▶ Written request
Return the number of lines holding "title", with nothing added.
# START OF Data to process
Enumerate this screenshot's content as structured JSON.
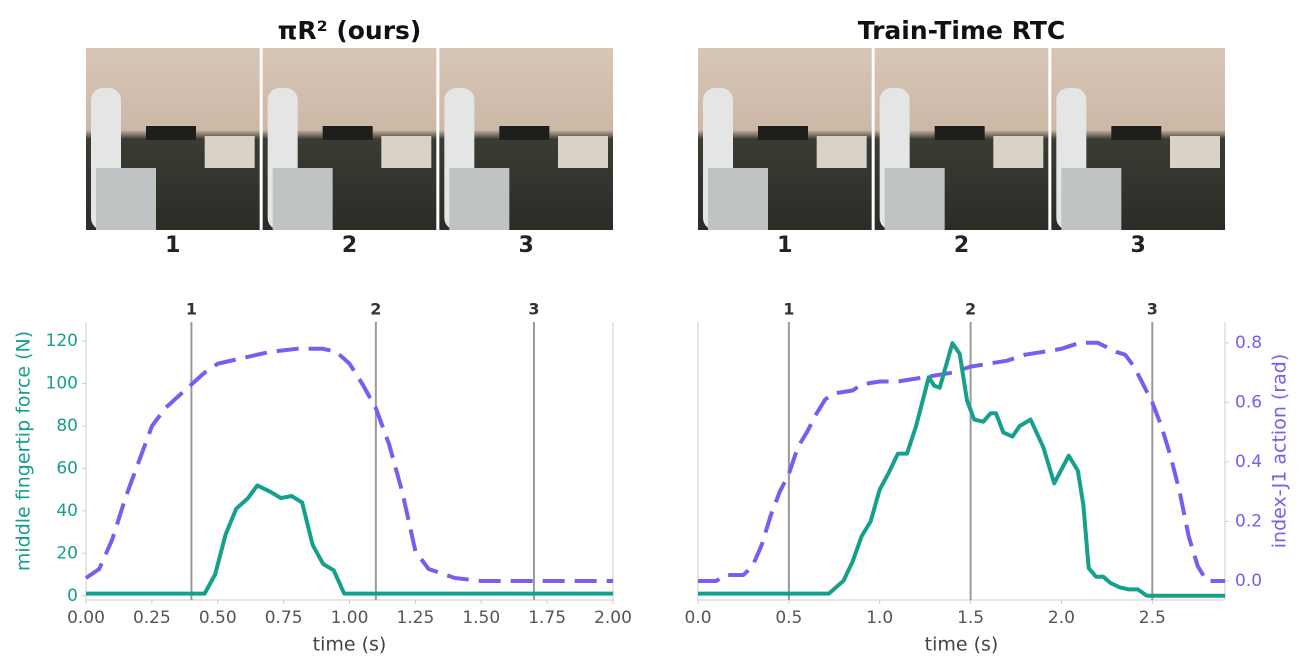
{
  "chart_data": [
    {
      "type": "line",
      "title": "πR² (ours)",
      "xlabel": "time (s)",
      "ylabel": "middle fingertip force (N)",
      "ylabel_color": "#16a08c",
      "xlim": [
        0,
        2
      ],
      "xticks": [
        {
          "value": 0,
          "label": "0.00"
        },
        0.25,
        {
          "value": 0.5,
          "label": "0.50"
        },
        0.75,
        {
          "value": 1,
          "label": "1.00"
        },
        1.25,
        {
          "value": 1.5,
          "label": "1.50"
        },
        1.75,
        {
          "value": 2,
          "label": "2.00"
        }
      ],
      "ylim": [
        -2,
        129
      ],
      "yticks": [
        0,
        20,
        40,
        60,
        80,
        100,
        120
      ],
      "y2lim": [
        -0.064,
        0.87
      ],
      "events": [
        {
          "value": 0.4,
          "label": "1"
        },
        {
          "value": 1.1,
          "label": "2"
        },
        {
          "value": 1.7,
          "label": "3"
        }
      ],
      "series": [
        {
          "color": "#16a08c",
          "axis": "y",
          "dash": false,
          "x": [
            0,
            0.45,
            0.49,
            0.53,
            0.57,
            0.615,
            0.65,
            0.7,
            0.74,
            0.78,
            0.82,
            0.86,
            0.9,
            0.94,
            0.98,
            2.0
          ],
          "values": [
            1,
            1,
            10,
            29,
            41,
            46,
            52,
            49,
            46,
            47,
            44,
            24,
            15,
            12,
            1,
            1
          ]
        },
        {
          "color": "#7b5cf0",
          "axis": "y2",
          "dash": true,
          "x": [
            0,
            0.05,
            0.1,
            0.15,
            0.2,
            0.25,
            0.3,
            0.35,
            0.4,
            0.45,
            0.5,
            0.6,
            0.7,
            0.8,
            0.9,
            0.95,
            1.0,
            1.05,
            1.1,
            1.15,
            1.2,
            1.25,
            1.3,
            1.4,
            1.5,
            2.0
          ],
          "values": [
            0.01,
            0.04,
            0.14,
            0.28,
            0.4,
            0.52,
            0.58,
            0.62,
            0.66,
            0.7,
            0.73,
            0.75,
            0.77,
            0.78,
            0.78,
            0.77,
            0.73,
            0.66,
            0.58,
            0.46,
            0.3,
            0.1,
            0.04,
            0.01,
            0.0,
            0.0
          ]
        }
      ]
    },
    {
      "type": "line",
      "title": "Train-Time RTC",
      "xlabel": "time (s)",
      "y2label": "index-J1 action (rad)",
      "y2label_color": "#7b5cf0",
      "xlim": [
        0,
        2.9
      ],
      "xticks": [
        {
          "value": 0,
          "label": "0.0"
        },
        0.5,
        {
          "value": 1,
          "label": "1.0"
        },
        1.5,
        {
          "value": 2,
          "label": "2.0"
        },
        2.5
      ],
      "ylim": [
        -2,
        129
      ],
      "y2lim": [
        -0.064,
        0.87
      ],
      "y2ticks": [
        {
          "value": 0,
          "label": "0.0"
        },
        0.2,
        0.4,
        0.6,
        0.8
      ],
      "events": [
        {
          "value": 0.5,
          "label": "1"
        },
        {
          "value": 1.5,
          "label": "2"
        },
        {
          "value": 2.5,
          "label": "3"
        }
      ],
      "series": [
        {
          "color": "#16a08c",
          "axis": "y",
          "dash": false,
          "x": [
            0,
            0.72,
            0.8,
            0.85,
            0.9,
            0.95,
            1.0,
            1.05,
            1.1,
            1.15,
            1.2,
            1.27,
            1.3,
            1.33,
            1.4,
            1.44,
            1.48,
            1.52,
            1.57,
            1.61,
            1.64,
            1.68,
            1.73,
            1.77,
            1.83,
            1.9,
            1.96,
            2.04,
            2.09,
            2.12,
            2.15,
            2.19,
            2.23,
            2.27,
            2.32,
            2.37,
            2.42,
            2.47,
            2.9
          ],
          "values": [
            1,
            1,
            7,
            16,
            28,
            35,
            50,
            58,
            67,
            67,
            80,
            103,
            99,
            98,
            119,
            114,
            92,
            83,
            82,
            86,
            86,
            77,
            75,
            80,
            83,
            70,
            53,
            66,
            59,
            43,
            13,
            9,
            9,
            6,
            4,
            3,
            3,
            0,
            0
          ]
        },
        {
          "color": "#7b5cf0",
          "axis": "y2",
          "dash": true,
          "x": [
            0,
            0.1,
            0.15,
            0.25,
            0.3,
            0.35,
            0.4,
            0.45,
            0.5,
            0.55,
            0.6,
            0.65,
            0.7,
            0.75,
            0.85,
            0.9,
            1.0,
            1.1,
            1.2,
            1.3,
            1.4,
            1.5,
            1.6,
            1.7,
            1.8,
            1.9,
            2.0,
            2.1,
            2.2,
            2.3,
            2.35,
            2.4,
            2.45,
            2.5,
            2.55,
            2.6,
            2.65,
            2.7,
            2.75,
            2.8,
            2.9
          ],
          "values": [
            0.0,
            0.0,
            0.02,
            0.02,
            0.05,
            0.12,
            0.22,
            0.3,
            0.36,
            0.45,
            0.5,
            0.56,
            0.61,
            0.63,
            0.64,
            0.66,
            0.67,
            0.67,
            0.68,
            0.69,
            0.7,
            0.72,
            0.73,
            0.74,
            0.76,
            0.77,
            0.78,
            0.8,
            0.8,
            0.77,
            0.76,
            0.72,
            0.66,
            0.6,
            0.52,
            0.42,
            0.3,
            0.15,
            0.05,
            0.0,
            0.0
          ]
        }
      ]
    }
  ]
}
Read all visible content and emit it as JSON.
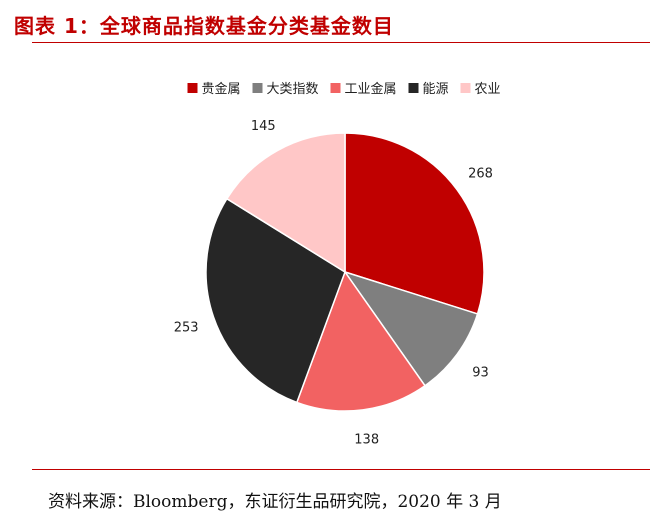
{
  "header": {
    "title": "图表 1：全球商品指数基金分类基金数目"
  },
  "footer": {
    "source": "资料来源：Bloomberg，东证衍生品研究院，2020 年 3 月"
  },
  "chart_data": {
    "type": "pie",
    "title": "",
    "categories": [
      "贵金属",
      "大类指数",
      "工业金属",
      "能源",
      "农业"
    ],
    "values": [
      268,
      93,
      138,
      253,
      145
    ],
    "colors": [
      "#c00000",
      "#7f7f7f",
      "#f26262",
      "#262626",
      "#ffc7c7"
    ],
    "start_angle": "12 o'clock",
    "direction": "clockwise",
    "legend": "top",
    "data_labels": true
  }
}
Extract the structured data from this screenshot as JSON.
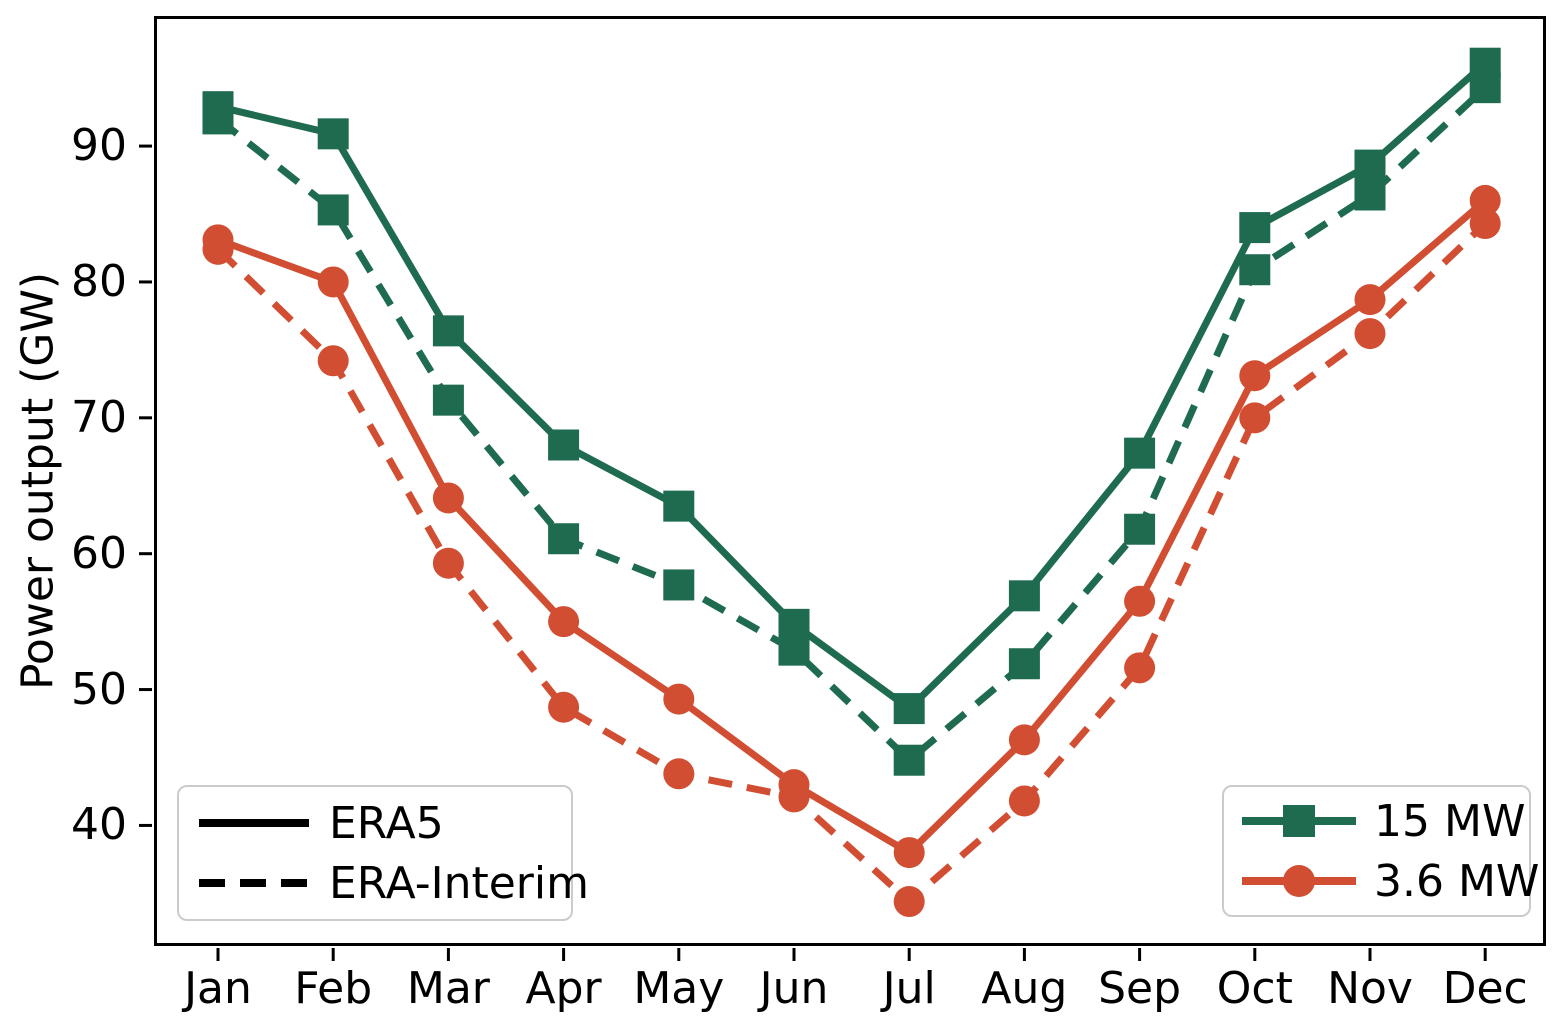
# END OF Data to process
▶ Solution to the exercise
4